短い問題 a:
下の提示文によると、移動距離が7のルートの数35通りはどのような計算で求められますか。その計算が使える理由も含めて説明してください。

この移動距離を見てみると今回の問題の7になっています。移動距離が7のものがいくつかでてきたので、これについて詳しく見ていきます。
移動距離1進む事に矢印を書いて、これを順番通りに並べたものを考えてみます。
例えば、↑→→↑↑→→は下のようなルートに対応しています。
こうすることで移動距離が7のものは↑が3つ、→が4つあると分かります。
これの並び替えを考えてみましょう。
これをすべて書き出して見ると35通りになります。
ちなみに、計算でも求めることができ中学受験や高校受験では「7個の中から3つのものを選ぶ」という問題と同じやり方で$\dfrac{7\times 6\times 5}{3\times 2\times 1} =35$と計算することができます。

短い問題 b:
下のレコードから、文字列「Fritz」を含む行をすべて報告してください。大文字と小文字は区別します。

処理対象レコード:
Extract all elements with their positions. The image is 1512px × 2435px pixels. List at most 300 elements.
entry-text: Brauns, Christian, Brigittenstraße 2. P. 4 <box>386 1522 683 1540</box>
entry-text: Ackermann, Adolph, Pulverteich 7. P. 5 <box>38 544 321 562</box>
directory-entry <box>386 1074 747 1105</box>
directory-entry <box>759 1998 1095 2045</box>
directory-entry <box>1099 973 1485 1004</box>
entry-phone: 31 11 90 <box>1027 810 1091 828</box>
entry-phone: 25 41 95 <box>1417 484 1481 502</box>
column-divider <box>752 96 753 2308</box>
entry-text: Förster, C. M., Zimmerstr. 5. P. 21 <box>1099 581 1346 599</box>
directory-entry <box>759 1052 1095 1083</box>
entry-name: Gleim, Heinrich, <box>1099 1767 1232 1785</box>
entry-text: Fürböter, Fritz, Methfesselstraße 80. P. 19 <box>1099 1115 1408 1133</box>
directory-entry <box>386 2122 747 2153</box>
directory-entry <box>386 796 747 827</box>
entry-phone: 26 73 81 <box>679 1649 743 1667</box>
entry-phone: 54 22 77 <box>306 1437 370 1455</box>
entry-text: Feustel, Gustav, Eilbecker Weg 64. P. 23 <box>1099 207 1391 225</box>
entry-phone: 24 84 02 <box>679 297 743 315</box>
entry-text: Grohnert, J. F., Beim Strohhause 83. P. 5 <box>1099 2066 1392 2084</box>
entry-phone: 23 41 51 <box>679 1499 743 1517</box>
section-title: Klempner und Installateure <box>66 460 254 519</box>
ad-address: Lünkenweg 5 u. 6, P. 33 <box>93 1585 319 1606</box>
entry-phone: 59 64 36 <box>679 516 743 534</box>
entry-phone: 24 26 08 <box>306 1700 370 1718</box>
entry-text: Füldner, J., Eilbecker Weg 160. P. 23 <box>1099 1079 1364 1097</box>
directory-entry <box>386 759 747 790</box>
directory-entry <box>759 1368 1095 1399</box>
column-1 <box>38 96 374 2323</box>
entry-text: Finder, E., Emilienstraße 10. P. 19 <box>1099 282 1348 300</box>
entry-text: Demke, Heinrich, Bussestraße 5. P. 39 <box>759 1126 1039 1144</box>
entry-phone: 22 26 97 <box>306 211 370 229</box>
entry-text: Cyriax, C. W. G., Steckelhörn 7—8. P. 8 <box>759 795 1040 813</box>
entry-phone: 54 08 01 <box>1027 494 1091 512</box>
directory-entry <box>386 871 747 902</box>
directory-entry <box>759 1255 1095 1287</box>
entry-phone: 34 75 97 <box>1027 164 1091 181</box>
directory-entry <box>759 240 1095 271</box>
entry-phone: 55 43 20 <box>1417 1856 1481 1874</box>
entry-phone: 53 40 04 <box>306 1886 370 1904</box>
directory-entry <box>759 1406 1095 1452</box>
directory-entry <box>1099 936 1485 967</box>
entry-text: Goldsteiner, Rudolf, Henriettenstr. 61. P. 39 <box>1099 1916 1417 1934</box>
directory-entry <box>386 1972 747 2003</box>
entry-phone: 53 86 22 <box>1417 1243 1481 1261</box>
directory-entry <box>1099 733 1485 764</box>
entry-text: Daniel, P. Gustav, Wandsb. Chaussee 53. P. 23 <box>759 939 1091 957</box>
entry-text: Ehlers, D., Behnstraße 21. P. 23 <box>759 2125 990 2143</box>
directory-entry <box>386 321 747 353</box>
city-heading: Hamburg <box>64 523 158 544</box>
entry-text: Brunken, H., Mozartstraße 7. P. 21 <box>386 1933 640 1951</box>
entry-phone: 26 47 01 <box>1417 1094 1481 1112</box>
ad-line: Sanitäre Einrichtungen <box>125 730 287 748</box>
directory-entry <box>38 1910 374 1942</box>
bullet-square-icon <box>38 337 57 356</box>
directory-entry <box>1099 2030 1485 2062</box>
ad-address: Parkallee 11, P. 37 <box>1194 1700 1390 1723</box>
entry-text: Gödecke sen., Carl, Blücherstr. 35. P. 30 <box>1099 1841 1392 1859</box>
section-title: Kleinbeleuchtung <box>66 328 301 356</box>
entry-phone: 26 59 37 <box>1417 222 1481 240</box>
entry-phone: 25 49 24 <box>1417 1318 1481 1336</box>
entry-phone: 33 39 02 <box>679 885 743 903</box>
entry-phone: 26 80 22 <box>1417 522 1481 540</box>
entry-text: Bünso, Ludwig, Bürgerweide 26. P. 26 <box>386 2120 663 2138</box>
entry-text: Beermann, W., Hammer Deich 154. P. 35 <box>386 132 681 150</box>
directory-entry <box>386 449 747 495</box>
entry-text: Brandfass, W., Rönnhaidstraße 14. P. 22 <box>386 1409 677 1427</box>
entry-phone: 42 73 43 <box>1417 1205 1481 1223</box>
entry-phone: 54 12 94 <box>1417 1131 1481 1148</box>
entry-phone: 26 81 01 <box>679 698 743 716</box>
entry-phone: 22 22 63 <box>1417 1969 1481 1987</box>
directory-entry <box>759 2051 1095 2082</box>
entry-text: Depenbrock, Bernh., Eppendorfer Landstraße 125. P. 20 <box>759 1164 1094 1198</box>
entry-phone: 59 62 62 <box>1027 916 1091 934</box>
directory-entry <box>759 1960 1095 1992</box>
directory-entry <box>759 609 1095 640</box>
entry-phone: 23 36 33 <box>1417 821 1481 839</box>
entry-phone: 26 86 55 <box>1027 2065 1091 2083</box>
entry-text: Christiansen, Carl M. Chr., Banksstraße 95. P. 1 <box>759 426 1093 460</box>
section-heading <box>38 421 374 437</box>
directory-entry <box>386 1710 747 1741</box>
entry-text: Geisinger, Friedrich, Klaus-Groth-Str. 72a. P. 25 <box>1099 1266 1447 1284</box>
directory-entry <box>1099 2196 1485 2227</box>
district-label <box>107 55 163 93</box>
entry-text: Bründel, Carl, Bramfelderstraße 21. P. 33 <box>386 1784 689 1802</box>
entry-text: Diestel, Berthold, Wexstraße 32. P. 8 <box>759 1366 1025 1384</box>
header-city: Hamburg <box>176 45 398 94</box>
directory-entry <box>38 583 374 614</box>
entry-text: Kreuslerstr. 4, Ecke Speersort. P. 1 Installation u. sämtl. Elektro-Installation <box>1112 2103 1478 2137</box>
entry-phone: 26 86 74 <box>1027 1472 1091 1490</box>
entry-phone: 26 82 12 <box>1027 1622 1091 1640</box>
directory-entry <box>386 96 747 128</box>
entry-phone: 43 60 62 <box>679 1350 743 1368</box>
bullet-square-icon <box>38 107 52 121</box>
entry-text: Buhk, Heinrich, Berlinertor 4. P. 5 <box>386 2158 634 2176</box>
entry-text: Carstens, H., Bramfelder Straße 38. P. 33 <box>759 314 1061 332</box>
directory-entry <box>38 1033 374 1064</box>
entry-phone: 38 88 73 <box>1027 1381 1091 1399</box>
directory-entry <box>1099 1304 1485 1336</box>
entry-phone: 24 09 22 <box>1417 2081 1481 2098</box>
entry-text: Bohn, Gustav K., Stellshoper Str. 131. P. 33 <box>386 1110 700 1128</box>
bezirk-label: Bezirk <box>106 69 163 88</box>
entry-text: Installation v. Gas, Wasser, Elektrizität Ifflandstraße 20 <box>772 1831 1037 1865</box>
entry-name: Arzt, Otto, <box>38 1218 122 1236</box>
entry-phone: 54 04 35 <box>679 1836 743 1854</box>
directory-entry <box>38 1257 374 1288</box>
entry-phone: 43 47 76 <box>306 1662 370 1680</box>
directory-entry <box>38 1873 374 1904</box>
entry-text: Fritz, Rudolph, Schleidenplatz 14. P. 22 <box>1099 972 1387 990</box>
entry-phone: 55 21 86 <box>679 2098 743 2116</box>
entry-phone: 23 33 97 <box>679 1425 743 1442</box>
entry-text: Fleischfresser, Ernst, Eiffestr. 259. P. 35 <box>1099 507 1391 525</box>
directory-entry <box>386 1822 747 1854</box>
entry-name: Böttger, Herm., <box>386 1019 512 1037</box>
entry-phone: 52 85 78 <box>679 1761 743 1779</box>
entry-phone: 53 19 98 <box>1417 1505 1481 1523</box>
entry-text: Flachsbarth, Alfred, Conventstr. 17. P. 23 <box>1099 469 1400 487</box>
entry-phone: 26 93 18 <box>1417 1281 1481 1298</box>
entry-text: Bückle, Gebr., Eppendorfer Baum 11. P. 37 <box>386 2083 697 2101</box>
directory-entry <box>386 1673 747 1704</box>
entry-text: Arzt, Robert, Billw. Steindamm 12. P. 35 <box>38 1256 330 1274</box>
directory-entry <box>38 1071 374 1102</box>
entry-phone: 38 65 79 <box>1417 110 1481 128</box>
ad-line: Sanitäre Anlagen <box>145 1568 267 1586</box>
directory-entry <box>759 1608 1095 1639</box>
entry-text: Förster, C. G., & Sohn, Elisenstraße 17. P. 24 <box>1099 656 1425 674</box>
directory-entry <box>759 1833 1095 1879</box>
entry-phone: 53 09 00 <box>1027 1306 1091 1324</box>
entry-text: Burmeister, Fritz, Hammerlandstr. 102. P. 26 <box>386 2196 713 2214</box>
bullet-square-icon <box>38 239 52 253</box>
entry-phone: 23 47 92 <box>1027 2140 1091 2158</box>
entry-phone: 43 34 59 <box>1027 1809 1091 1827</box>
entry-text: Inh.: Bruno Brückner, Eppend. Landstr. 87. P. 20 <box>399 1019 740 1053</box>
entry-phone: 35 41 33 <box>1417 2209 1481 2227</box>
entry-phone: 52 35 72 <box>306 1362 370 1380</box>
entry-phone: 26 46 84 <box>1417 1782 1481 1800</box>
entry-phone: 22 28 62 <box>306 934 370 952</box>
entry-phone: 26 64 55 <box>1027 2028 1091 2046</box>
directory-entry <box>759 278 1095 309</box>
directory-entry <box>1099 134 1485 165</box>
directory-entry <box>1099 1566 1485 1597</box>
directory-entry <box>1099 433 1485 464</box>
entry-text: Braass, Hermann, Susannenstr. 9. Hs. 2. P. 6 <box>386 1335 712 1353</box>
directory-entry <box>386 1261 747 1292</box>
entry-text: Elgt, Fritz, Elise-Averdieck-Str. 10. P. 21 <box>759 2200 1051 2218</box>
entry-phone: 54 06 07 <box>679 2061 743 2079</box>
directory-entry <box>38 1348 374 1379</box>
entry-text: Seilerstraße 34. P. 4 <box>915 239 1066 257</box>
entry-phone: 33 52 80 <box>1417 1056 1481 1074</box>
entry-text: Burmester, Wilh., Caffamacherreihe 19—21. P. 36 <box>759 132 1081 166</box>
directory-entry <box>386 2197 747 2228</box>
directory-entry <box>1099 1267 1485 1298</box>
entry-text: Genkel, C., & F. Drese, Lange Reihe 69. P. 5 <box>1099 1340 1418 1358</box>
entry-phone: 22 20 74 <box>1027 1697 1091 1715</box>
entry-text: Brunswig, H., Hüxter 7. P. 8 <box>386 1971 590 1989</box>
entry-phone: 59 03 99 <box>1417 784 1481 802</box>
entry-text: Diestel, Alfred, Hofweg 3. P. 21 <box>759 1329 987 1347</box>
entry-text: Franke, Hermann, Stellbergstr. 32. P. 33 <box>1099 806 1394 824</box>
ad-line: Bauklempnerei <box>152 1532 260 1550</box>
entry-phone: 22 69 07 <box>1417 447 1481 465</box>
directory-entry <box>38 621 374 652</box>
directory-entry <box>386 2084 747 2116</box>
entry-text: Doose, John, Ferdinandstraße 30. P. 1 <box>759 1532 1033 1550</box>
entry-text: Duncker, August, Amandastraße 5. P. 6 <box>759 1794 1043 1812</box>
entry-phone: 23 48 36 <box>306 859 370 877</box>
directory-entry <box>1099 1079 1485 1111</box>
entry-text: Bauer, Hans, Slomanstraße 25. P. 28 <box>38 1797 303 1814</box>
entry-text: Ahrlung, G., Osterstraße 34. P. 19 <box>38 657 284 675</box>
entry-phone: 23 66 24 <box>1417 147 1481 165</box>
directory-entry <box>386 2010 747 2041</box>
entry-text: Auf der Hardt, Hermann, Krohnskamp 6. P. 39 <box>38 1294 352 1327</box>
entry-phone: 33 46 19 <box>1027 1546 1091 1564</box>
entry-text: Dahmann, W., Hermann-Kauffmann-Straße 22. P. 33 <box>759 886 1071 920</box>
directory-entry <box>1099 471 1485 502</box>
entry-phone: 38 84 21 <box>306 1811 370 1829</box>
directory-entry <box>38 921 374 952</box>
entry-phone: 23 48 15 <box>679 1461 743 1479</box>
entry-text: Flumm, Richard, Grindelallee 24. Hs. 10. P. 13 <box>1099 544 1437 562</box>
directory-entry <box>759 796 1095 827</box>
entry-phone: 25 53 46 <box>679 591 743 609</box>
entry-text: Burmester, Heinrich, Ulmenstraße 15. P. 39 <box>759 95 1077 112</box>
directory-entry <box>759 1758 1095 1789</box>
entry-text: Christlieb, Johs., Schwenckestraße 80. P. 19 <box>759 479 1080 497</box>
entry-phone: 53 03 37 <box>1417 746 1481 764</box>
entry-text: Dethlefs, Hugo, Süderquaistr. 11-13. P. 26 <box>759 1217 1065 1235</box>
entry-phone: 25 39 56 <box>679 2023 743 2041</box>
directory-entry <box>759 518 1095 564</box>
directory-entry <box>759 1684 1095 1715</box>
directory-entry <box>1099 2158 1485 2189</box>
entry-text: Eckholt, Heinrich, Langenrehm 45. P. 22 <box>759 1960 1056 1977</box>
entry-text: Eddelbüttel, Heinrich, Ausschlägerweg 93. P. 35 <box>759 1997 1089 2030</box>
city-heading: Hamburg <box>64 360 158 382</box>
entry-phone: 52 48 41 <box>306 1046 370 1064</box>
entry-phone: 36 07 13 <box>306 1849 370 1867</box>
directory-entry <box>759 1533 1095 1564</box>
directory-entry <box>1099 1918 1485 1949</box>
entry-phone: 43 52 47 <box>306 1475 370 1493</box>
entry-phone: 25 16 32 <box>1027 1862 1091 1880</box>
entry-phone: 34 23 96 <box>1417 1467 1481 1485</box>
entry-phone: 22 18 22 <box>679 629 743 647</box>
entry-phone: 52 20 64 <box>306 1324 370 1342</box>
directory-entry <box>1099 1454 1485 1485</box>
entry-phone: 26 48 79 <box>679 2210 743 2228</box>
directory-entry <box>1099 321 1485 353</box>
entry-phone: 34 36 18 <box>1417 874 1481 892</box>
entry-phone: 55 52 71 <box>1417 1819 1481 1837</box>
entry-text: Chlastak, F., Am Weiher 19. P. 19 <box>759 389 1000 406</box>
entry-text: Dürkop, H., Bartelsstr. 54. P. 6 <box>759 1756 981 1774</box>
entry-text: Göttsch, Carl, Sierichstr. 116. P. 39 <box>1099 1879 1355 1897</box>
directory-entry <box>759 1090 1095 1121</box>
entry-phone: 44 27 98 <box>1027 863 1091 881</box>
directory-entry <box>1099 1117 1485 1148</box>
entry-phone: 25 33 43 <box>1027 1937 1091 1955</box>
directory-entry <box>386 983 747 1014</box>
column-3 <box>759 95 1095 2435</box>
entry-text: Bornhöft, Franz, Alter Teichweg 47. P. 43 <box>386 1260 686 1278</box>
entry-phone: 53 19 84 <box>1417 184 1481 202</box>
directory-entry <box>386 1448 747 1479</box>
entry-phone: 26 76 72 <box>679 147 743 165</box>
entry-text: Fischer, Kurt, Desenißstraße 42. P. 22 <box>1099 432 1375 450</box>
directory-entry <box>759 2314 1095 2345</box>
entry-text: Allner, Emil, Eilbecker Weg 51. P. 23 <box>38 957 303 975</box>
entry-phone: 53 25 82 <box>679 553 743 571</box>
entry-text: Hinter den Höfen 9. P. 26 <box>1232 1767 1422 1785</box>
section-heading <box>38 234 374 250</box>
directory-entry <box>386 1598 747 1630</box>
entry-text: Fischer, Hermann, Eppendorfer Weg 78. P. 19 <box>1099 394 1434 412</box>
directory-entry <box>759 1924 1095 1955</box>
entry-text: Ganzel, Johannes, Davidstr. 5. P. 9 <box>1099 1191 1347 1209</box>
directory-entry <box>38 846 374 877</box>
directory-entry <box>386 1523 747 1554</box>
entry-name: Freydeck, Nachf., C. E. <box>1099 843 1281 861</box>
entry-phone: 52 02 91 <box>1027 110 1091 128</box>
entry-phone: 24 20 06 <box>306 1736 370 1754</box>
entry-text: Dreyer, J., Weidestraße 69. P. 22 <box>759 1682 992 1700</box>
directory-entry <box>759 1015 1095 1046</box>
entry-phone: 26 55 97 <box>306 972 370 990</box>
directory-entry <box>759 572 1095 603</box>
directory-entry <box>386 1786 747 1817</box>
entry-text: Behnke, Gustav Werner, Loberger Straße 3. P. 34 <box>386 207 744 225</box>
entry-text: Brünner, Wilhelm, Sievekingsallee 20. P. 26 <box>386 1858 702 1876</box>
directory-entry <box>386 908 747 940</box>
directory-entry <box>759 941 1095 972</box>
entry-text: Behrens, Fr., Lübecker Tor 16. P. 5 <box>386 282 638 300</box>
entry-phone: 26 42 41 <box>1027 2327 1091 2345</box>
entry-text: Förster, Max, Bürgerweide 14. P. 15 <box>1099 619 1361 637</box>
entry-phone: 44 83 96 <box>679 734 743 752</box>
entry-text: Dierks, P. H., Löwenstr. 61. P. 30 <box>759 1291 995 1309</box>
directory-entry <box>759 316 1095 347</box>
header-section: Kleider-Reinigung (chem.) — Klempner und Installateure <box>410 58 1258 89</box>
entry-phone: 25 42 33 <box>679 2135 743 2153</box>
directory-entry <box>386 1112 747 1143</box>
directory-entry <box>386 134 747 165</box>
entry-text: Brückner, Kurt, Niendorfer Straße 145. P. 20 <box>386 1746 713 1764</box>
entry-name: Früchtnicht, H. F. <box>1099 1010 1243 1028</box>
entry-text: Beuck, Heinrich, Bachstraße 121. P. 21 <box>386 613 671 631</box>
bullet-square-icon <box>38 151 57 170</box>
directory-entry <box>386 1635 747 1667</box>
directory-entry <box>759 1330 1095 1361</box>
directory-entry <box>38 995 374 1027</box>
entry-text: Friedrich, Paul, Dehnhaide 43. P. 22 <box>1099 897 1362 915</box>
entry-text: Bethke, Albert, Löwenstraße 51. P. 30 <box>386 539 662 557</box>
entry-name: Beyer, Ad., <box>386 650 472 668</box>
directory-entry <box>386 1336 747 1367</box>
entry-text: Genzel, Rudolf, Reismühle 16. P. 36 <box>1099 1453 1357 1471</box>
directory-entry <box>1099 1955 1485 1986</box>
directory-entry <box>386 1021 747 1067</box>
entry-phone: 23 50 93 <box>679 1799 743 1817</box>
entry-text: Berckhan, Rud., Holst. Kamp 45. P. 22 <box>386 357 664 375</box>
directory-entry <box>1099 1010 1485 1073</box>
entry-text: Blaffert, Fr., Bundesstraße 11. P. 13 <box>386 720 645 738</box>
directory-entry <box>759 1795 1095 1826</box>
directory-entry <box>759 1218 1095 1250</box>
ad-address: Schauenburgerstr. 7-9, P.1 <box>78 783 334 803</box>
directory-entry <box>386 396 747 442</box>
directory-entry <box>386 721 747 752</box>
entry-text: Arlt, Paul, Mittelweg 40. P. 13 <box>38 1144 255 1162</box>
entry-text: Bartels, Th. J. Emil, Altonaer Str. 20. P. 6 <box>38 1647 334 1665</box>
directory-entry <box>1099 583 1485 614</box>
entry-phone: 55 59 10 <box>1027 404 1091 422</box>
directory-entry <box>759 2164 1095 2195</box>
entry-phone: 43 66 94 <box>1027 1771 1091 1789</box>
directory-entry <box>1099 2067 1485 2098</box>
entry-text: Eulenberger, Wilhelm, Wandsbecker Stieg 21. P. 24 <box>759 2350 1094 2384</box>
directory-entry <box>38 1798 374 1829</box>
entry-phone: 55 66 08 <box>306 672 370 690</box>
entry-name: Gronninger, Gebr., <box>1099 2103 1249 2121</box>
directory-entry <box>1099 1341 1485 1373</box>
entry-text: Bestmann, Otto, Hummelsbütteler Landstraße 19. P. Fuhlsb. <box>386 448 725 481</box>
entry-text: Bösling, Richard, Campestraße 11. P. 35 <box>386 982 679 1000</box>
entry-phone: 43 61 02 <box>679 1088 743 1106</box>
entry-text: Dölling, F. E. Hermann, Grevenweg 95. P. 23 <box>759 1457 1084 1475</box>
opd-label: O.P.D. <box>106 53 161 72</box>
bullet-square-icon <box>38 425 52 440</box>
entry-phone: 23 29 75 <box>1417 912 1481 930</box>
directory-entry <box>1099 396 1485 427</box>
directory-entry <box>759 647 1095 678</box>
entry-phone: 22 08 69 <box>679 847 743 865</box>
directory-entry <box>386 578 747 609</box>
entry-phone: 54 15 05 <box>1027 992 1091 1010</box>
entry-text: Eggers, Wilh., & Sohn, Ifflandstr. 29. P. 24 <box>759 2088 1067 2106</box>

正しい解答 a:
移動距離が7のルートは、↑3つと→4つの並び替えに対応しています。そのため、「7個の中から3つのものを選ぶ」という問題と同じやり方で、$\dfrac{7\times 6\times 5}{3\times 2\times 1} =35$と計算できます。

正しい解答 b:
entry-text: Fürböter, Fritz, Methfesselstraße 80. P. 19 <box>1099 1115 1408 1133</box>
entry-text: Fritz, Rudolph, Schleidenplatz 14. P. 22 <box>1099 972 1387 990</box>
entry-text: Burmeister, Fritz, Hammerlandstr. 102. P. 26 <box>386 2196 713 2214</box>
entry-text: Elgt, Fritz, Elise-Averdieck-Str. 10. P. 21 <box>759 2200 1051 2218</box>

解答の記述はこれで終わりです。